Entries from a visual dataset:
# # #
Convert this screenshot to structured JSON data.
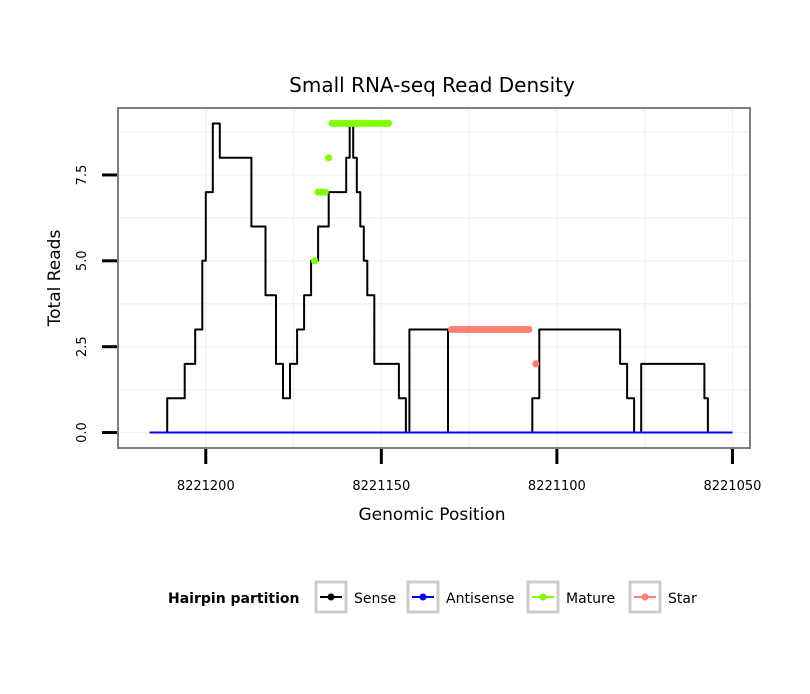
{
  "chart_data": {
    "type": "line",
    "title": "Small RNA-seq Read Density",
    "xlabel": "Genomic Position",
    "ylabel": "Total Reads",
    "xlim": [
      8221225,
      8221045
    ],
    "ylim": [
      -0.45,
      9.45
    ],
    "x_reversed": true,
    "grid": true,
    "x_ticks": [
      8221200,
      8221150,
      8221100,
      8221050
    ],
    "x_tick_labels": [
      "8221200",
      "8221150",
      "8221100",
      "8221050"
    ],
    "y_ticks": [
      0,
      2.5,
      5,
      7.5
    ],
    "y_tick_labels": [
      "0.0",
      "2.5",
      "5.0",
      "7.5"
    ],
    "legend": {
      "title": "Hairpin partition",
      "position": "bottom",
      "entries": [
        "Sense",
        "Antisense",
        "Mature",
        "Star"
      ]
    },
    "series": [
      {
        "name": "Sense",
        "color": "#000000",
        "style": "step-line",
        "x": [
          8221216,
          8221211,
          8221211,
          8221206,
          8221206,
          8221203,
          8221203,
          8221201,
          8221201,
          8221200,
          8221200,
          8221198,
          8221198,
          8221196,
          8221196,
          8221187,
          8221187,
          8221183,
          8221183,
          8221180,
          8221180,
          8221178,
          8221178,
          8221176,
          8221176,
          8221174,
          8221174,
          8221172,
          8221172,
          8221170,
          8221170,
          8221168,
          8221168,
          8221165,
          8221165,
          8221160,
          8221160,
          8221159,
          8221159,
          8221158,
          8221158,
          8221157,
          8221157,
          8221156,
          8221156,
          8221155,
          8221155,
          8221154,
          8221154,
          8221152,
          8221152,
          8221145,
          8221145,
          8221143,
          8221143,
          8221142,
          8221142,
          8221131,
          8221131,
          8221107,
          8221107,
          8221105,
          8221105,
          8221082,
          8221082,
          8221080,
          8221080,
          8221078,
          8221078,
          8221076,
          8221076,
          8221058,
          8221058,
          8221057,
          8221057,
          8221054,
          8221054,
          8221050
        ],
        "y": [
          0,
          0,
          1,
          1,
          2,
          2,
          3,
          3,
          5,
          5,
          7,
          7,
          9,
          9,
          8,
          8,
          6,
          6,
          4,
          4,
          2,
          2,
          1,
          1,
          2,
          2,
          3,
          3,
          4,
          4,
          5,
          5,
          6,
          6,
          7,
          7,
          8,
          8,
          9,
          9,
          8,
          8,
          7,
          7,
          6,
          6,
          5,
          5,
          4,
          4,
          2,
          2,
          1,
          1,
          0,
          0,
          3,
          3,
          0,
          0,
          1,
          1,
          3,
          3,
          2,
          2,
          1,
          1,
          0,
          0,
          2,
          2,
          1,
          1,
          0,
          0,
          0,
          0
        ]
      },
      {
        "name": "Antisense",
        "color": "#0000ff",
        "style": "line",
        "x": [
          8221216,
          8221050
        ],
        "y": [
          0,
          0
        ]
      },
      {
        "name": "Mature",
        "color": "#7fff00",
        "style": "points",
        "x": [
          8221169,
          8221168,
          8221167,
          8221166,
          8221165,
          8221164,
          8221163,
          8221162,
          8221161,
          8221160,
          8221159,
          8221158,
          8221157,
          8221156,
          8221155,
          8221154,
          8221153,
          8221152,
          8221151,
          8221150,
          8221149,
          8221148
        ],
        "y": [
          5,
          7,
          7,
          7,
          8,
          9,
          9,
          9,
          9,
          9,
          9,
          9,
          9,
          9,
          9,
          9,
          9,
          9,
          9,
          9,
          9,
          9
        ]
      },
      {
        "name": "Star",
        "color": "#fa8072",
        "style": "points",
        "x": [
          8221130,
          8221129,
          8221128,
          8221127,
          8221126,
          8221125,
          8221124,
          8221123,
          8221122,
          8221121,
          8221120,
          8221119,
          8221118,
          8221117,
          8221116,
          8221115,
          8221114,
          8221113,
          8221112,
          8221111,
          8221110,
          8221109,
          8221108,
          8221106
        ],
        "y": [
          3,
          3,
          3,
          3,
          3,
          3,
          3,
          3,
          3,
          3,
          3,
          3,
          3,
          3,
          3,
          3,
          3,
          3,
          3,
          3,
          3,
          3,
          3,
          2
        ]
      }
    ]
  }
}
# # #
- EXERCISE
Give the records again exactly, minus the pictures.

- RESULT OF THIS EXERCISE
Convert this screenshot to structured JSON data.
{
  "chart_data": {
    "type": "line",
    "title": "Small RNA-seq Read Density",
    "xlabel": "Genomic Position",
    "ylabel": "Total Reads",
    "xlim": [
      8221225,
      8221045
    ],
    "ylim": [
      -0.45,
      9.45
    ],
    "x_reversed": true,
    "grid": true,
    "x_ticks": [
      8221200,
      8221150,
      8221100,
      8221050
    ],
    "x_tick_labels": [
      "8221200",
      "8221150",
      "8221100",
      "8221050"
    ],
    "y_ticks": [
      0,
      2.5,
      5,
      7.5
    ],
    "y_tick_labels": [
      "0.0",
      "2.5",
      "5.0",
      "7.5"
    ],
    "legend": {
      "title": "Hairpin partition",
      "position": "bottom",
      "entries": [
        "Sense",
        "Antisense",
        "Mature",
        "Star"
      ]
    },
    "series": [
      {
        "name": "Sense",
        "color": "#000000",
        "style": "step-line",
        "x": [
          8221216,
          8221211,
          8221211,
          8221206,
          8221206,
          8221203,
          8221203,
          8221201,
          8221201,
          8221200,
          8221200,
          8221198,
          8221198,
          8221196,
          8221196,
          8221187,
          8221187,
          8221183,
          8221183,
          8221180,
          8221180,
          8221178,
          8221178,
          8221176,
          8221176,
          8221174,
          8221174,
          8221172,
          8221172,
          8221170,
          8221170,
          8221168,
          8221168,
          8221165,
          8221165,
          8221160,
          8221160,
          8221159,
          8221159,
          8221158,
          8221158,
          8221157,
          8221157,
          8221156,
          8221156,
          8221155,
          8221155,
          8221154,
          8221154,
          8221152,
          8221152,
          8221145,
          8221145,
          8221143,
          8221143,
          8221142,
          8221142,
          8221131,
          8221131,
          8221107,
          8221107,
          8221105,
          8221105,
          8221082,
          8221082,
          8221080,
          8221080,
          8221078,
          8221078,
          8221076,
          8221076,
          8221058,
          8221058,
          8221057,
          8221057,
          8221054,
          8221054,
          8221050
        ],
        "y": [
          0,
          0,
          1,
          1,
          2,
          2,
          3,
          3,
          5,
          5,
          7,
          7,
          9,
          9,
          8,
          8,
          6,
          6,
          4,
          4,
          2,
          2,
          1,
          1,
          2,
          2,
          3,
          3,
          4,
          4,
          5,
          5,
          6,
          6,
          7,
          7,
          8,
          8,
          9,
          9,
          8,
          8,
          7,
          7,
          6,
          6,
          5,
          5,
          4,
          4,
          2,
          2,
          1,
          1,
          0,
          0,
          3,
          3,
          0,
          0,
          1,
          1,
          3,
          3,
          2,
          2,
          1,
          1,
          0,
          0,
          2,
          2,
          1,
          1,
          0,
          0,
          0,
          0
        ]
      },
      {
        "name": "Antisense",
        "color": "#0000ff",
        "style": "line",
        "x": [
          8221216,
          8221050
        ],
        "y": [
          0,
          0
        ]
      },
      {
        "name": "Mature",
        "color": "#7fff00",
        "style": "points",
        "x": [
          8221169,
          8221168,
          8221167,
          8221166,
          8221165,
          8221164,
          8221163,
          8221162,
          8221161,
          8221160,
          8221159,
          8221158,
          8221157,
          8221156,
          8221155,
          8221154,
          8221153,
          8221152,
          8221151,
          8221150,
          8221149,
          8221148
        ],
        "y": [
          5,
          7,
          7,
          7,
          8,
          9,
          9,
          9,
          9,
          9,
          9,
          9,
          9,
          9,
          9,
          9,
          9,
          9,
          9,
          9,
          9,
          9
        ]
      },
      {
        "name": "Star",
        "color": "#fa8072",
        "style": "points",
        "x": [
          8221130,
          8221129,
          8221128,
          8221127,
          8221126,
          8221125,
          8221124,
          8221123,
          8221122,
          8221121,
          8221120,
          8221119,
          8221118,
          8221117,
          8221116,
          8221115,
          8221114,
          8221113,
          8221112,
          8221111,
          8221110,
          8221109,
          8221108,
          8221106
        ],
        "y": [
          3,
          3,
          3,
          3,
          3,
          3,
          3,
          3,
          3,
          3,
          3,
          3,
          3,
          3,
          3,
          3,
          3,
          3,
          3,
          3,
          3,
          3,
          3,
          2
        ]
      }
    ]
  }
}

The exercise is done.